WHAT YOU WILL DO -> Transcribe the entries exactly; images are not part of the copy.

## Begin

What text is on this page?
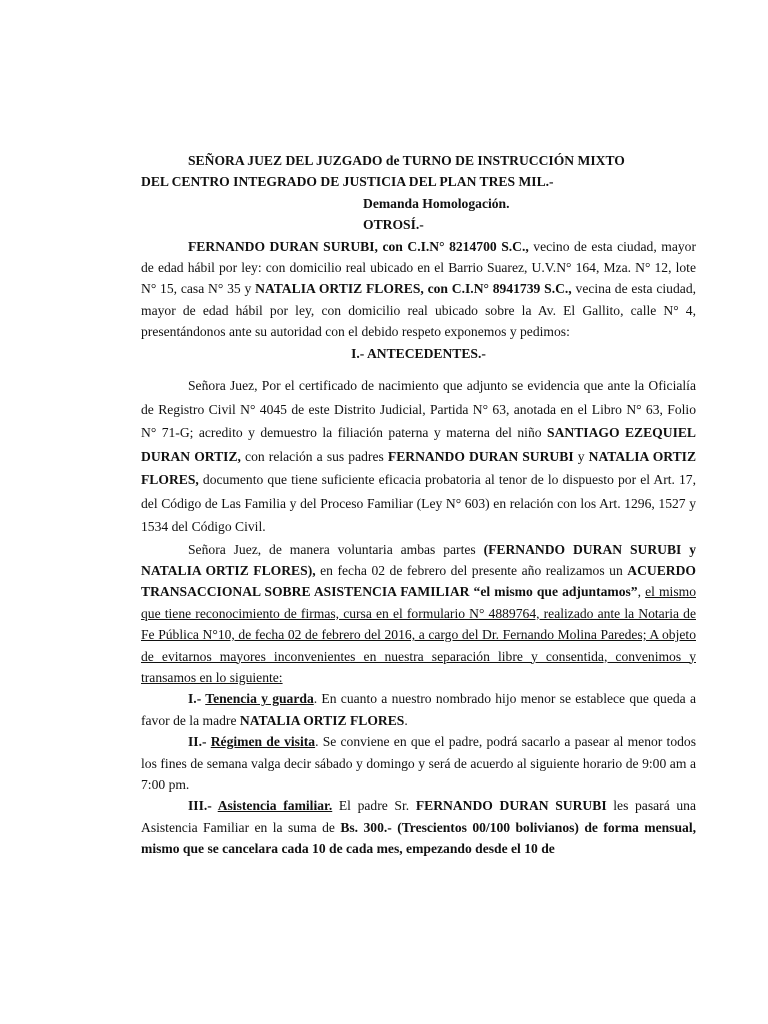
SEÑORA JUEZ DEL JUZGADO de TURNO DE INSTRUCCIÓN MIXTO

DEL CENTRO INTEGRADO DE JUSTICIA DEL PLAN TRES MIL.-

Demanda Homologación.

OTROSÍ.-

FERNANDO DURAN SURUBI, con C.I.N° 8214700 S.C., vecino de esta ciudad, mayor de edad hábil por ley: con domicilio real ubicado en el Barrio Suarez, U.V.N° 164, Mza. N° 12, lote N° 15, casa N° 35 y NATALIA ORTIZ FLORES, con C.I.N° 8941739 S.C., vecina de esta ciudad, mayor de edad hábil por ley, con domicilio real ubicado sobre la Av. El Gallito, calle N° 4, presentándonos ante su autoridad con el debido respeto exponemos y pedimos:

I.- ANTECEDENTES.-

Señora Juez, Por el certificado de nacimiento que adjunto se evidencia que ante la Oficialía de Registro Civil N° 4045 de este Distrito Judicial, Partida N° 63, anotada en el Libro N° 63, Folio N° 71-G; acredito y demuestro la filiación paterna y materna del niño SANTIAGO EZEQUIEL DURAN ORTIZ, con relación a sus padres FERNANDO DURAN SURUBI y NATALIA ORTIZ FLORES, documento que tiene suficiente eficacia probatoria al tenor de lo dispuesto por el Art. 17, del Código de Las Familia y del Proceso Familiar (Ley N° 603) en relación con los Art. 1296, 1527 y 1534 del Código Civil.

Señora Juez, de manera voluntaria ambas partes (FERNANDO DURAN SURUBI y NATALIA ORTIZ FLORES), en fecha 02 de febrero del presente año realizamos un ACUERDO TRANSACCIONAL SOBRE ASISTENCIA FAMILIAR “el mismo que adjuntamos”, el mismo que tiene reconocimiento de firmas, cursa en el formulario N° 4889764, realizado ante la Notaria de Fe Pública N°10, de fecha 02 de febrero del 2016, a cargo del Dr. Fernando Molina Paredes; A objeto de evitarnos mayores inconvenientes en nuestra separación libre y consentida, convenimos y transamos en lo siguiente:

I.- Tenencia y guarda. En cuanto a nuestro nombrado hijo menor se establece que queda a favor de la madre NATALIA ORTIZ FLORES.

II.- Régimen de visita. Se conviene en que el padre, podrá sacarlo a pasear al menor todos los fines de semana valga decir sábado y domingo y será de acuerdo al siguiente horario de 9:00 am a 7:00 pm.

III.- Asistencia familiar. El padre Sr. FERNANDO DURAN SURUBI les pasará una Asistencia Familiar en la suma de Bs. 300.- (Trescientos 00/100 bolivianos) de forma mensual, mismo que se cancelara cada 10 de cada mes, empezando desde el 10 de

## End

ANSWER TO THE PROBLEM ->
What text is on this page?
SEÑORA JUEZ DEL JUZGADO de TURNO DE INSTRUCCIÓN MIXTO

DEL CENTRO INTEGRADO DE JUSTICIA DEL PLAN TRES MIL.-

Demanda Homologación.

OTROSÍ.-

FERNANDO DURAN SURUBI, con C.I.N° 8214700 S.C., vecino de esta ciudad, mayor de edad hábil por ley: con domicilio real ubicado en el Barrio Suarez, U.V.N° 164, Mza. N° 12, lote N° 15, casa N° 35 y NATALIA ORTIZ FLORES, con C.I.N° 8941739 S.C., vecina de esta ciudad, mayor de edad hábil por ley, con domicilio real ubicado sobre la Av. El Gallito, calle N° 4, presentándonos ante su autoridad con el debido respeto exponemos y pedimos:

I.- ANTECEDENTES.-

Señora Juez, Por el certificado de nacimiento que adjunto se evidencia que ante la Oficialía de Registro Civil N° 4045 de este Distrito Judicial, Partida N° 63, anotada en el Libro N° 63, Folio N° 71-G; acredito y demuestro la filiación paterna y materna del niño SANTIAGO EZEQUIEL DURAN ORTIZ, con relación a sus padres FERNANDO DURAN SURUBI y NATALIA ORTIZ FLORES, documento que tiene suficiente eficacia probatoria al tenor de lo dispuesto por el Art. 17, del Código de Las Familia y del Proceso Familiar (Ley N° 603) en relación con los Art. 1296, 1527 y 1534 del Código Civil.

Señora Juez, de manera voluntaria ambas partes (FERNANDO DURAN SURUBI y NATALIA ORTIZ FLORES), en fecha 02 de febrero del presente año realizamos un ACUERDO TRANSACCIONAL SOBRE ASISTENCIA FAMILIAR “el mismo que adjuntamos”, el mismo que tiene reconocimiento de firmas, cursa en el formulario N° 4889764, realizado ante la Notaria de Fe Pública N°10, de fecha 02 de febrero del 2016, a cargo del Dr. Fernando Molina Paredes; A objeto de evitarnos mayores inconvenientes en nuestra separación libre y consentida, convenimos y transamos en lo siguiente:

I.- Tenencia y guarda. En cuanto a nuestro nombrado hijo menor se establece que queda a favor de la madre NATALIA ORTIZ FLORES.

II.- Régimen de visita. Se conviene en que el padre, podrá sacarlo a pasear al menor todos los fines de semana valga decir sábado y domingo y será de acuerdo al siguiente horario de 9:00 am a 7:00 pm.

III.- Asistencia familiar. El padre Sr. FERNANDO DURAN SURUBI les pasará una Asistencia Familiar en la suma de Bs. 300.- (Trescientos 00/100 bolivianos) de forma mensual, mismo que se cancelara cada 10 de cada mes, empezando desde el 10 de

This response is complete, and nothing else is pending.